# Input material start

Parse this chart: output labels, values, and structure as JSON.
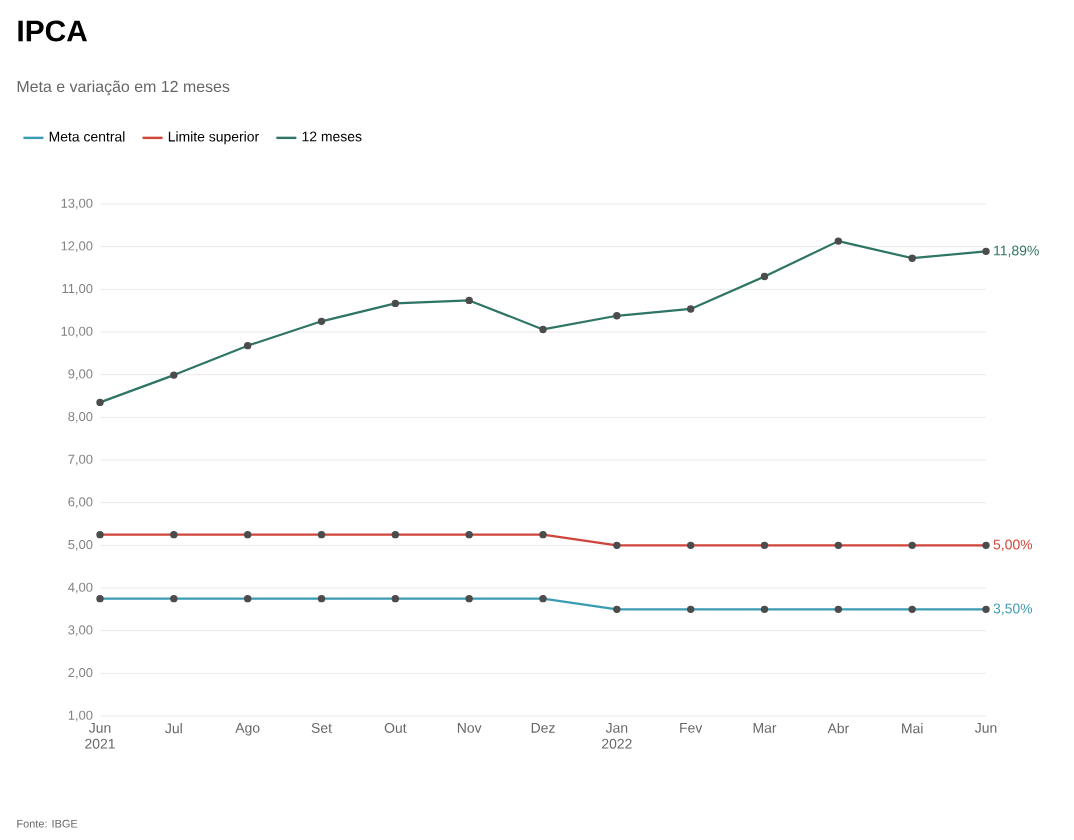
{
  "chart_data": {
    "type": "line",
    "title": "IPCA",
    "subtitle": "Meta e variação em 12 meses",
    "categories": [
      "Jun 2021",
      "Jul",
      "Ago",
      "Set",
      "Out",
      "Nov",
      "Dez",
      "Jan 2022",
      "Fev",
      "Mar",
      "Abr",
      "Mai",
      "Jun"
    ],
    "series": [
      {
        "name": "Meta central",
        "color": "#3b9bb3",
        "values": [
          3.75,
          3.75,
          3.75,
          3.75,
          3.75,
          3.75,
          3.75,
          3.5,
          3.5,
          3.5,
          3.5,
          3.5,
          3.5
        ],
        "value_labels": [
          null,
          null,
          null,
          null,
          null,
          null,
          null,
          null,
          null,
          null,
          null,
          null,
          "3,50%"
        ]
      },
      {
        "name": "Limite superior",
        "color": "#d0453a",
        "values": [
          5.25,
          5.25,
          5.25,
          5.25,
          5.25,
          5.25,
          5.25,
          5.0,
          5.0,
          5.0,
          5.0,
          5.0,
          5.0
        ],
        "value_labels": [
          null,
          null,
          null,
          null,
          null,
          null,
          null,
          null,
          null,
          null,
          null,
          null,
          "5,00%"
        ]
      },
      {
        "name": "12 meses",
        "color": "#2f7566",
        "values": [
          8.35,
          8.99,
          9.68,
          10.25,
          10.67,
          10.74,
          10.06,
          10.38,
          10.54,
          11.3,
          12.13,
          11.73,
          11.89
        ],
        "value_labels": [
          null,
          null,
          null,
          null,
          null,
          null,
          null,
          null,
          null,
          null,
          null,
          null,
          "11,89%"
        ]
      }
    ],
    "ylim": [
      1,
      13
    ],
    "yticks": [
      {
        "value": 1,
        "label": "1,00"
      },
      {
        "value": 2,
        "label": "2,00"
      },
      {
        "value": 3,
        "label": "3,00"
      },
      {
        "value": 4,
        "label": "4,00"
      },
      {
        "value": 5,
        "label": "5,00"
      },
      {
        "value": 6,
        "label": "6,00"
      },
      {
        "value": 7,
        "label": "7,00"
      },
      {
        "value": 8,
        "label": "8,00"
      },
      {
        "value": 9,
        "label": "9,00"
      },
      {
        "value": 10,
        "label": "10,00"
      },
      {
        "value": 11,
        "label": "11,00"
      },
      {
        "value": 12,
        "label": "12,00"
      },
      {
        "value": 13,
        "label": "13,00"
      }
    ],
    "grid": "y",
    "legend": "top left",
    "marker": "circle",
    "line_style": "solid",
    "annotations": [
      "Fonte: IBGE"
    ]
  }
}
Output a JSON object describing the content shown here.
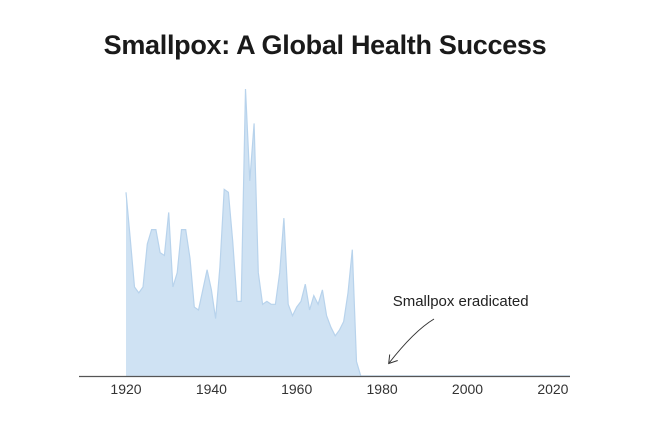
{
  "chart_data": {
    "type": "area",
    "title": "Smallpox: A Global Health Success",
    "xlabel": "",
    "ylabel": "",
    "xlim": [
      1909,
      2024
    ],
    "ylim": [
      0,
      100
    ],
    "x_ticks": [
      "1920",
      "1940",
      "1960",
      "1980",
      "2000",
      "2020"
    ],
    "grid": false,
    "legend": "none",
    "series": [
      {
        "color": "#cfe2f3",
        "line_color": "#b8d3ec",
        "x": [
          1920,
          1921,
          1922,
          1923,
          1924,
          1925,
          1926,
          1927,
          1928,
          1929,
          1930,
          1931,
          1932,
          1933,
          1934,
          1935,
          1936,
          1937,
          1938,
          1939,
          1940,
          1941,
          1942,
          1943,
          1944,
          1945,
          1946,
          1947,
          1948,
          1949,
          1950,
          1951,
          1952,
          1953,
          1954,
          1955,
          1956,
          1957,
          1958,
          1959,
          1960,
          1961,
          1962,
          1963,
          1964,
          1965,
          1966,
          1967,
          1968,
          1969,
          1970,
          1971,
          1972,
          1973,
          1974,
          1975,
          1976,
          1977,
          1978,
          1979,
          1980,
          1985,
          1990,
          1995,
          2000,
          2005,
          2010,
          2015,
          2020,
          2024
        ],
        "values": [
          64,
          48,
          31,
          29,
          31,
          46,
          51,
          51,
          43,
          42,
          57,
          31,
          36,
          51,
          51,
          41,
          24,
          23,
          30,
          37,
          30,
          20,
          38,
          65,
          64,
          47,
          26,
          26,
          100,
          68,
          88,
          36,
          25,
          26,
          25,
          25,
          36,
          55,
          25,
          21,
          24,
          26,
          32,
          23,
          28,
          25,
          30,
          21,
          17,
          14,
          16,
          19,
          29,
          44,
          5,
          0,
          0,
          0,
          0,
          0,
          0,
          0,
          0,
          0,
          0,
          0,
          0,
          0,
          0,
          0
        ]
      }
    ],
    "annotations": [
      {
        "text": "Smallpox eradicated",
        "x": 1982,
        "y": 4
      }
    ]
  }
}
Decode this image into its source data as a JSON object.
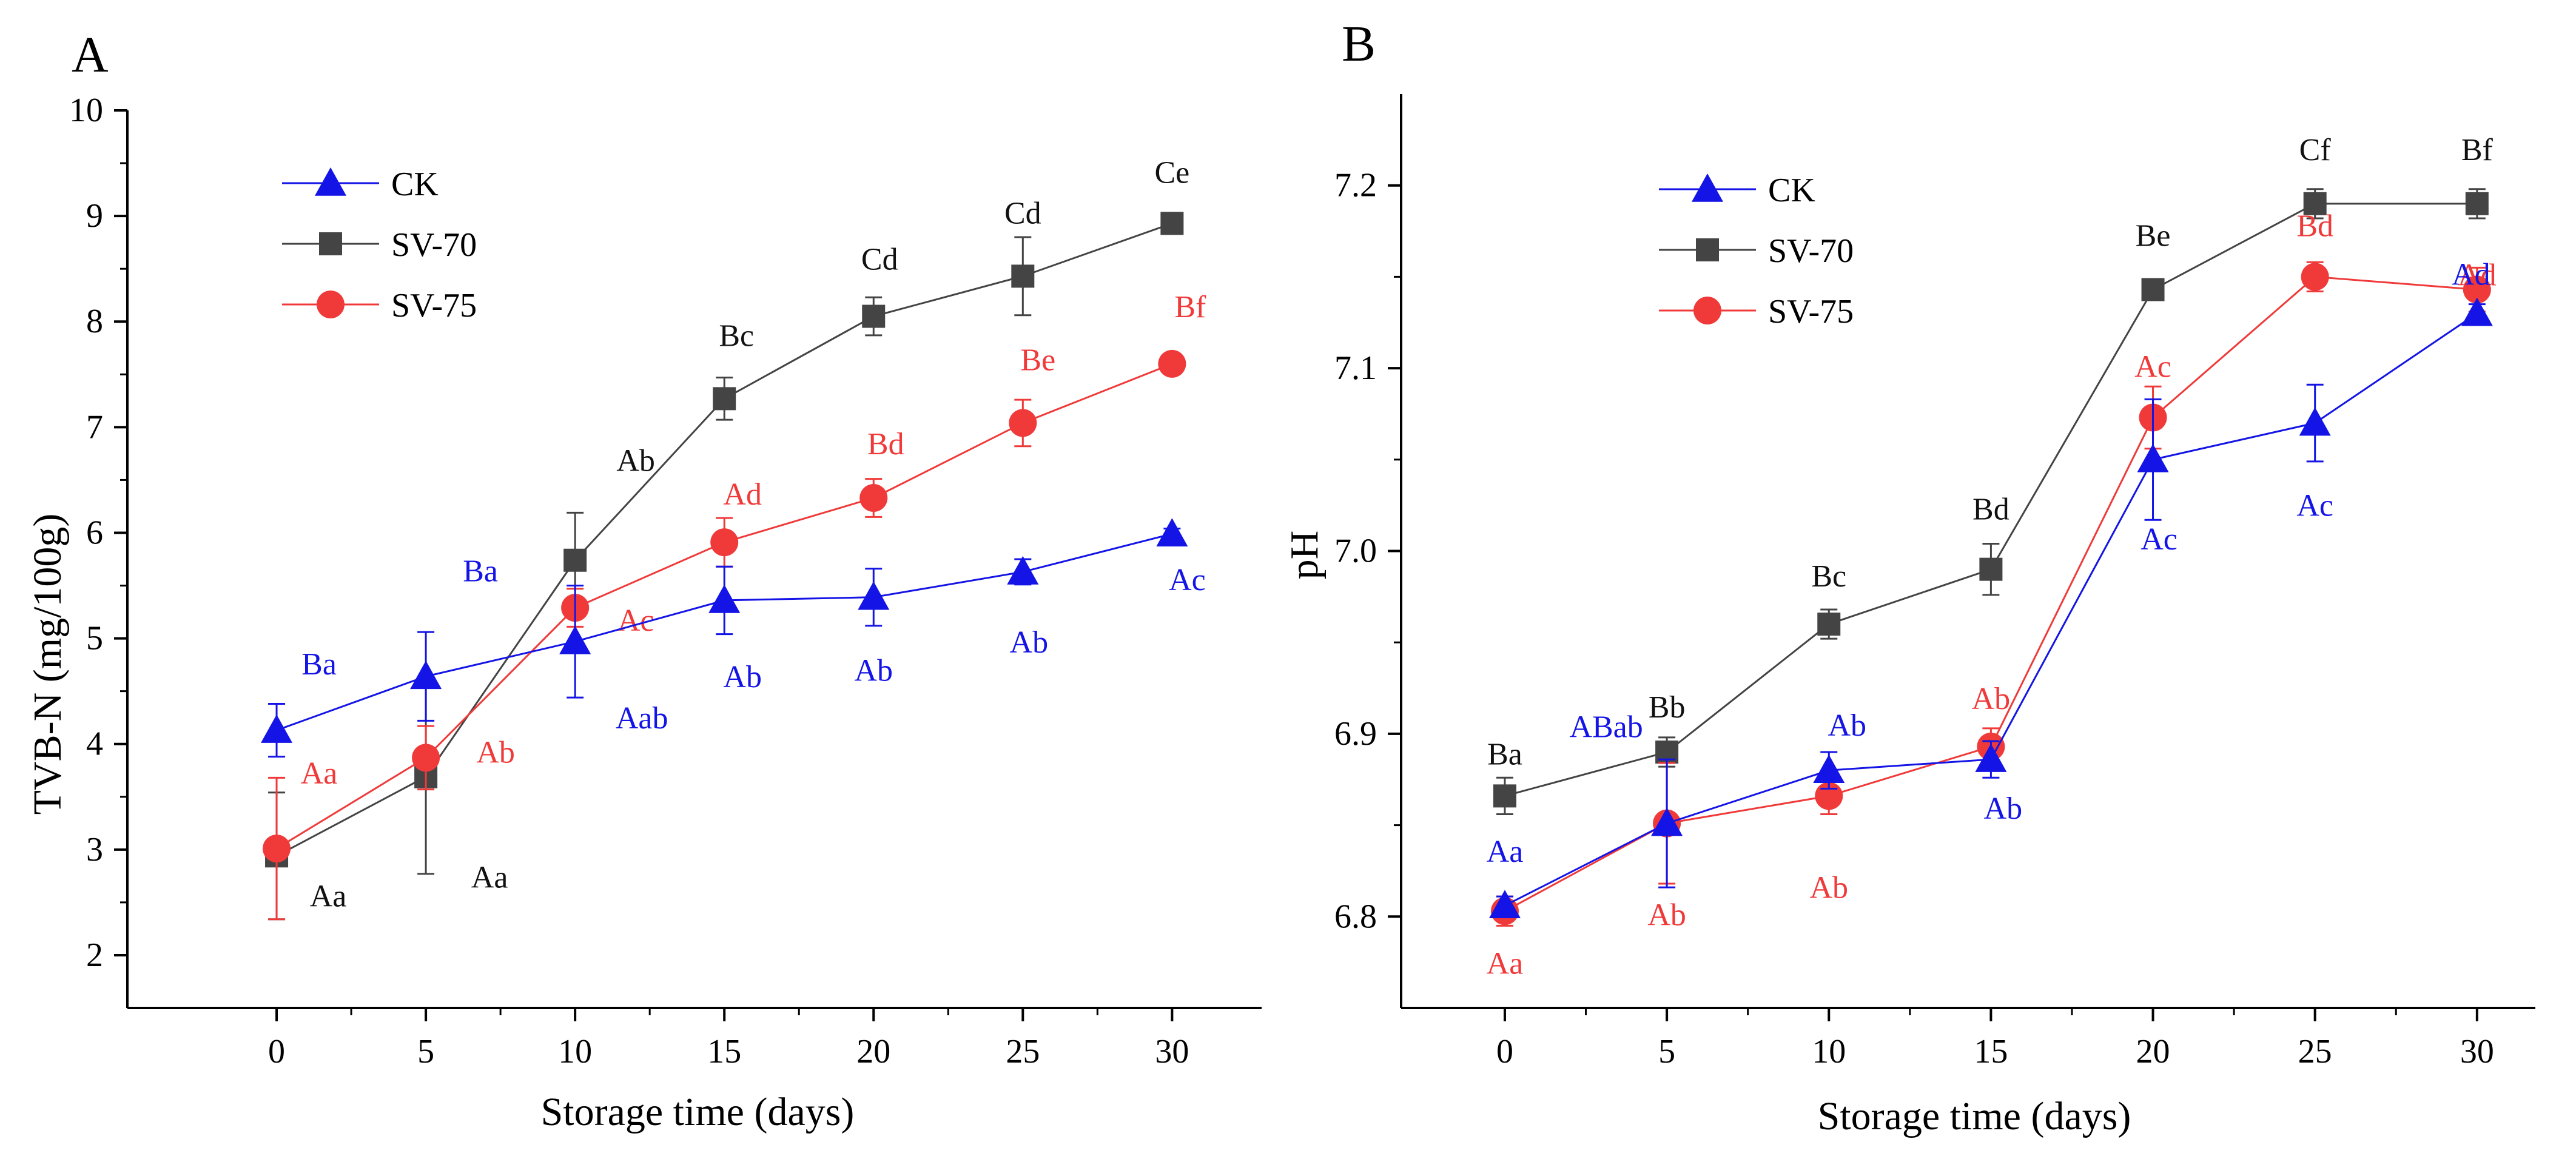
{
  "colors": {
    "CK": "#1414e6",
    "SV-70": "#444444",
    "SV-75": "#f03a3a",
    "SV-70_label": "#111111"
  },
  "chart_data": [
    {
      "type": "line",
      "panel_label": "A",
      "xlabel": "Storage time (days)",
      "ylabel": "TVB-N (mg/100g)",
      "xlim": [
        -5,
        33
      ],
      "ylim": [
        1.5,
        10
      ],
      "x_ticks": [
        "0",
        "5",
        "10",
        "15",
        "20",
        "25",
        "30"
      ],
      "y_ticks": [
        "2",
        "3",
        "4",
        "5",
        "6",
        "7",
        "8",
        "9",
        "10"
      ],
      "legend": [
        "CK",
        "SV-70",
        "SV-75"
      ],
      "x": [
        0,
        5,
        10,
        15,
        20,
        25,
        30
      ],
      "series": [
        {
          "name": "CK",
          "marker": "triangle",
          "values": [
            4.13,
            4.64,
            4.97,
            5.36,
            5.39,
            5.63,
            5.99
          ],
          "errors": [
            0.25,
            0.42,
            0.53,
            0.32,
            0.27,
            0.12,
            0.05
          ],
          "labels": [
            "Ba",
            "Ba",
            "Aab",
            "Ab",
            "Ab",
            "Ab",
            "Ac"
          ]
        },
        {
          "name": "SV-70",
          "marker": "square",
          "values": [
            2.94,
            3.69,
            5.74,
            7.27,
            8.05,
            8.43,
            8.93
          ],
          "errors": [
            0.6,
            0.92,
            0.45,
            0.2,
            0.18,
            0.37,
            0.05
          ],
          "labels": [
            "Aa",
            "Aa",
            "Ab",
            "Bc",
            "Cd",
            "Cd",
            "Ce"
          ]
        },
        {
          "name": "SV-75",
          "marker": "circle",
          "values": [
            3.01,
            3.87,
            5.29,
            5.91,
            6.33,
            7.04,
            7.6
          ],
          "errors": [
            0.67,
            0.3,
            0.18,
            0.23,
            0.18,
            0.22,
            0.05
          ],
          "labels": [
            "Aa",
            "Ab",
            "Ac",
            "Ad",
            "Bd",
            "Be",
            "Bf"
          ]
        }
      ]
    },
    {
      "type": "line",
      "panel_label": "B",
      "xlabel": "Storage time (days)",
      "ylabel": "pH",
      "xlim": [
        -3.2,
        31.8
      ],
      "ylim": [
        6.75,
        7.25
      ],
      "x_ticks": [
        "0",
        "5",
        "10",
        "15",
        "20",
        "25",
        "30"
      ],
      "y_ticks": [
        "6.8",
        "6.9",
        "7.0",
        "7.1",
        "7.2"
      ],
      "legend": [
        "CK",
        "SV-70",
        "SV-75"
      ],
      "x": [
        0,
        5,
        10,
        15,
        20,
        25,
        30
      ],
      "series": [
        {
          "name": "CK",
          "marker": "triangle",
          "values": [
            6.806,
            6.851,
            6.88,
            6.886,
            7.05,
            7.07,
            7.13
          ],
          "errors": [
            0.005,
            0.035,
            0.01,
            0.01,
            0.033,
            0.021,
            0.005
          ],
          "labels": [
            "Aa",
            "ABab",
            "Ab",
            "Ab",
            "Ac",
            "Ac",
            "Ad"
          ]
        },
        {
          "name": "SV-70",
          "marker": "square",
          "values": [
            6.866,
            6.89,
            6.96,
            6.99,
            7.143,
            7.19,
            7.19
          ],
          "errors": [
            0.01,
            0.008,
            0.008,
            0.014,
            0.004,
            0.008,
            0.008
          ],
          "labels": [
            "Ba",
            "Bb",
            "Bc",
            "Bd",
            "Be",
            "Cf",
            "Bf"
          ]
        },
        {
          "name": "SV-75",
          "marker": "circle",
          "values": [
            6.803,
            6.851,
            6.866,
            6.893,
            7.073,
            7.15,
            7.143
          ],
          "errors": [
            0.008,
            0.033,
            0.01,
            0.01,
            0.017,
            0.008,
            0.012
          ],
          "labels": [
            "Aa",
            "Ab",
            "Ab",
            "Ab",
            "Ac",
            "Bd",
            "Ad"
          ]
        }
      ]
    }
  ]
}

# Input material end

Task directions:
From the listing above, copy out each line where the word "legend" appears.

Expected output:
    "legend": "top left",
    "legend": "none",
      "legend": [
      "legend": [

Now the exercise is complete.